What needs to be done:
Copy every line of the records below that holds the word "label".

Records to process:
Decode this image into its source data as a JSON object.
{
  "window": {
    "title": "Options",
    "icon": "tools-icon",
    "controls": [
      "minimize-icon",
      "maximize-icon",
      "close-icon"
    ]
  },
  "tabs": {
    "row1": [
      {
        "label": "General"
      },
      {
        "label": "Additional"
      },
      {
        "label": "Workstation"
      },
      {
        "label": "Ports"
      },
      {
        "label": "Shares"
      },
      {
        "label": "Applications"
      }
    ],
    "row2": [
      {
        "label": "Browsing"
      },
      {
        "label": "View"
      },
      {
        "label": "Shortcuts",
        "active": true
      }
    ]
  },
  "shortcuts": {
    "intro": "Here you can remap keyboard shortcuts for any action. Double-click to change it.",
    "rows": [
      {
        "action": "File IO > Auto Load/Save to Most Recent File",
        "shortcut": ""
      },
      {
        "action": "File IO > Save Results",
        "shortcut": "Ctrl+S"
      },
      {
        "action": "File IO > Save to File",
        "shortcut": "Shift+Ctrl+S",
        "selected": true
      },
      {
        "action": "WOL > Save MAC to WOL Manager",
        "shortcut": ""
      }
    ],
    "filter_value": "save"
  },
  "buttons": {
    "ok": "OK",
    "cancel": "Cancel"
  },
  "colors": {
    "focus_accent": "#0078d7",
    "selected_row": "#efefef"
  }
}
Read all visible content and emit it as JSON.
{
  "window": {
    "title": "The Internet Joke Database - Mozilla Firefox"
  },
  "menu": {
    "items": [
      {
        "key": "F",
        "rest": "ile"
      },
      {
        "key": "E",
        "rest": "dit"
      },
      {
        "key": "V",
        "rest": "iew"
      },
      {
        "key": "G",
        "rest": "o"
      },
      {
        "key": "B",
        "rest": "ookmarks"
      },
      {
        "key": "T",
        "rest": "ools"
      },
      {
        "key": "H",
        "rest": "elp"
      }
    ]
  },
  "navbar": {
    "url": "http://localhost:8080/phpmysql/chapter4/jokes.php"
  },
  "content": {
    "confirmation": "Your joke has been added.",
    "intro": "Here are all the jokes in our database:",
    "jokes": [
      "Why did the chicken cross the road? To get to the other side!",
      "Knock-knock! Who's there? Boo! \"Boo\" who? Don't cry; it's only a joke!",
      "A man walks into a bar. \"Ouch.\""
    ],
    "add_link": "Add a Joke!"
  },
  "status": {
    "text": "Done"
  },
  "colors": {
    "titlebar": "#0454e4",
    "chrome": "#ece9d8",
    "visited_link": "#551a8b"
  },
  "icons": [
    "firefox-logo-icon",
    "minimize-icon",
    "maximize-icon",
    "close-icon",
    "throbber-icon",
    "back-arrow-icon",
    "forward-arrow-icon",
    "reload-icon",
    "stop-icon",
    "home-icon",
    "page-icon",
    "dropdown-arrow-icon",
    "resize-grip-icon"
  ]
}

Response below:
        "label": "General"
        "label": "Additional"
        "label": "Workstation"
        "label": "Ports"
        "label": "Shares"
        "label": "Applications"
        "label": "Browsing"
        "label": "View"
        "label": "Shortcuts",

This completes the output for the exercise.